[Data extracted from a collection]

..........

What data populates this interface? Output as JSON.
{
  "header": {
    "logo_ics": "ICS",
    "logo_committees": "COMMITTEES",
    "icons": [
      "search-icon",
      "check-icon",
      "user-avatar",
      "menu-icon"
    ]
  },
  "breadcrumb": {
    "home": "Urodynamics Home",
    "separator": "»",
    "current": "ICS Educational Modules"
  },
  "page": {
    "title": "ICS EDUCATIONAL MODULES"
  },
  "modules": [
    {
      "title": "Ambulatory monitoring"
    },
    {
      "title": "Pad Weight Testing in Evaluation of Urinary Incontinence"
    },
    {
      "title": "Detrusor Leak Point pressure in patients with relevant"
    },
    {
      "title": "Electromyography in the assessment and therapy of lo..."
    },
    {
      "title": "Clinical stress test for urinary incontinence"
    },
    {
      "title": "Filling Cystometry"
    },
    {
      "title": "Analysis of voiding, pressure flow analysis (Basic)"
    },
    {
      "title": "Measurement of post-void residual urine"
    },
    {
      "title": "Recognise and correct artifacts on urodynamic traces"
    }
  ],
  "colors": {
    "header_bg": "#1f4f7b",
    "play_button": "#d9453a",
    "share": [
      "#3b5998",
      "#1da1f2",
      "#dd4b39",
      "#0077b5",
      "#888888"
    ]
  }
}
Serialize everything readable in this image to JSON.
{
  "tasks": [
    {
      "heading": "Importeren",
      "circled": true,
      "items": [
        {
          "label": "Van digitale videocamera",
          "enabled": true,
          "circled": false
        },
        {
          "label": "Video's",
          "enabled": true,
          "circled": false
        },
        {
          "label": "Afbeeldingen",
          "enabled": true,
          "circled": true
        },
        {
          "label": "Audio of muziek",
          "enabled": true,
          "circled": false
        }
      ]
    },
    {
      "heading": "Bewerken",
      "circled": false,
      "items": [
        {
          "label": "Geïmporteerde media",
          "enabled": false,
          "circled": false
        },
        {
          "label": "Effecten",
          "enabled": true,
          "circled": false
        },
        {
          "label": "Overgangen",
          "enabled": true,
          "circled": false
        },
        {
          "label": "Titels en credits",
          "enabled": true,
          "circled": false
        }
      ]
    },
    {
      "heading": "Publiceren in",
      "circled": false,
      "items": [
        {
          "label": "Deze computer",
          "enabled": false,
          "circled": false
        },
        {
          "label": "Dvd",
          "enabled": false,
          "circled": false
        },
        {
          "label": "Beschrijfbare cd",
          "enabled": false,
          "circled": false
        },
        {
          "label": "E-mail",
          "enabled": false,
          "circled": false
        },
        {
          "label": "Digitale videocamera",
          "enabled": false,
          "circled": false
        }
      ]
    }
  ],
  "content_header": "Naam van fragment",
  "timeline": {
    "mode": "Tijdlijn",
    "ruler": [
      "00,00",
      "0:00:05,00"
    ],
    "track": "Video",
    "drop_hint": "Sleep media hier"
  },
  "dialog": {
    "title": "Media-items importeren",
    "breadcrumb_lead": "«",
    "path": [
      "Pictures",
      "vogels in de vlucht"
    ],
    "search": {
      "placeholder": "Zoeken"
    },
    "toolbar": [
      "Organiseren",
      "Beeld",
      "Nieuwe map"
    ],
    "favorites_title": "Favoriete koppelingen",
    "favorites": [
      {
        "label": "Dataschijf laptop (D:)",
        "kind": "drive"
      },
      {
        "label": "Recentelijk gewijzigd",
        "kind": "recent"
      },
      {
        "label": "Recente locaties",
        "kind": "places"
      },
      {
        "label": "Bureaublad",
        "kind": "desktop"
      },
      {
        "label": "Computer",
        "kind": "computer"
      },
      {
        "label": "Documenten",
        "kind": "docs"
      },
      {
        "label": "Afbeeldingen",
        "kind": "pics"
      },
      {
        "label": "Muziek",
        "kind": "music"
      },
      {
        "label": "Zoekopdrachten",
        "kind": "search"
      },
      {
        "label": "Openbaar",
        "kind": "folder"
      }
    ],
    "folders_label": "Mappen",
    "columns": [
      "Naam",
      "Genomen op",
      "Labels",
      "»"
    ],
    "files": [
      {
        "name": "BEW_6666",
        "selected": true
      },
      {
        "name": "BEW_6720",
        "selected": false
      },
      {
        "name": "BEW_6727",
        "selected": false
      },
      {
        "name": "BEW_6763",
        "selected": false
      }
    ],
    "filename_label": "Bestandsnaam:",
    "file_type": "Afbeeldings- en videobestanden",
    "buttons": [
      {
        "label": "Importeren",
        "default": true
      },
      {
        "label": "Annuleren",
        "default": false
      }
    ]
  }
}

..........

Task requirements: Could you copy every record above exactly as it stands?

Response below:
What data populates this interface? Output as JSON.
{
  "header": {
    "logo_ics": "ICS",
    "logo_committees": "COMMITTEES",
    "icons": [
      "search-icon",
      "check-icon",
      "user-avatar",
      "menu-icon"
    ]
  },
  "breadcrumb": {
    "home": "Urodynamics Home",
    "separator": "»",
    "current": "ICS Educational Modules"
  },
  "page": {
    "title": "ICS EDUCATIONAL MODULES"
  },
  "modules": [
    {
      "title": "Ambulatory monitoring"
    },
    {
      "title": "Pad Weight Testing in Evaluation of Urinary Incontinence"
    },
    {
      "title": "Detrusor Leak Point pressure in patients with relevant"
    },
    {
      "title": "Electromyography in the assessment and therapy of lo..."
    },
    {
      "title": "Clinical stress test for urinary incontinence"
    },
    {
      "title": "Filling Cystometry"
    },
    {
      "title": "Analysis of voiding, pressure flow analysis (Basic)"
    },
    {
      "title": "Measurement of post-void residual urine"
    },
    {
      "title": "Recognise and correct artifacts on urodynamic traces"
    }
  ],
  "colors": {
    "header_bg": "#1f4f7b",
    "play_button": "#d9453a",
    "share": [
      "#3b5998",
      "#1da1f2",
      "#dd4b39",
      "#0077b5",
      "#888888"
    ]
  }
}
Serialize everything readable in this image to JSON.
{
  "tasks": [
    {
      "heading": "Importeren",
      "circled": true,
      "items": [
        {
          "label": "Van digitale videocamera",
          "enabled": true,
          "circled": false
        },
        {
          "label": "Video's",
          "enabled": true,
          "circled": false
        },
        {
          "label": "Afbeeldingen",
          "enabled": true,
          "circled": true
        },
        {
          "label": "Audio of muziek",
          "enabled": true,
          "circled": false
        }
      ]
    },
    {
      "heading": "Bewerken",
      "circled": false,
      "items": [
        {
          "label": "Geïmporteerde media",
          "enabled": false,
          "circled": false
        },
        {
          "label": "Effecten",
          "enabled": true,
          "circled": false
        },
        {
          "label": "Overgangen",
          "enabled": true,
          "circled": false
        },
        {
          "label": "Titels en credits",
          "enabled": true,
          "circled": false
        }
      ]
    },
    {
      "heading": "Publiceren in",
      "circled": false,
      "items": [
        {
          "label": "Deze computer",
          "enabled": false,
          "circled": false
        },
        {
          "label": "Dvd",
          "enabled": false,
          "circled": false
        },
        {
          "label": "Beschrijfbare cd",
          "enabled": false,
          "circled": false
        },
        {
          "label": "E-mail",
          "enabled": false,
          "circled": false
        },
        {
          "label": "Digitale videocamera",
          "enabled": false,
          "circled": false
        }
      ]
    }
  ],
  "content_header": "Naam van fragment",
  "timeline": {
    "mode": "Tijdlijn",
    "ruler": [
      "00,00",
      "0:00:05,00"
    ],
    "track": "Video",
    "drop_hint": "Sleep media hier"
  },
  "dialog": {
    "title": "Media-items importeren",
    "breadcrumb_lead": "«",
    "path": [
      "Pictures",
      "vogels in de vlucht"
    ],
    "search": {
      "placeholder": "Zoeken"
    },
    "toolbar": [
      "Organiseren",
      "Beeld",
      "Nieuwe map"
    ],
    "favorites_title": "Favoriete koppelingen",
    "favorites": [
      {
        "label": "Dataschijf laptop (D:)",
        "kind": "drive"
      },
      {
        "label": "Recentelijk gewijzigd",
        "kind": "recent"
      },
      {
        "label": "Recente locaties",
        "kind": "places"
      },
      {
        "label": "Bureaublad",
        "kind": "desktop"
      },
      {
        "label": "Computer",
        "kind": "computer"
      },
      {
        "label": "Documenten",
        "kind": "docs"
      },
      {
        "label": "Afbeeldingen",
        "kind": "pics"
      },
      {
        "label": "Muziek",
        "kind": "music"
      },
      {
        "label": "Zoekopdrachten",
        "kind": "search"
      },
      {
        "label": "Openbaar",
        "kind": "folder"
      }
    ],
    "folders_label": "Mappen",
    "columns": [
      "Naam",
      "Genomen op",
      "Labels",
      "»"
    ],
    "files": [
      {
        "name": "BEW_6666",
        "selected": true
      },
      {
        "name": "BEW_6720",
        "selected": false
      },
      {
        "name": "BEW_6727",
        "selected": false
      },
      {
        "name": "BEW_6763",
        "selected": false
      }
    ],
    "filename_label": "Bestandsnaam:",
    "file_type": "Afbeeldings- en videobestanden",
    "buttons": [
      {
        "label": "Importeren",
        "default": true
      },
      {
        "label": "Annuleren",
        "default": false
      }
    ]
  }
}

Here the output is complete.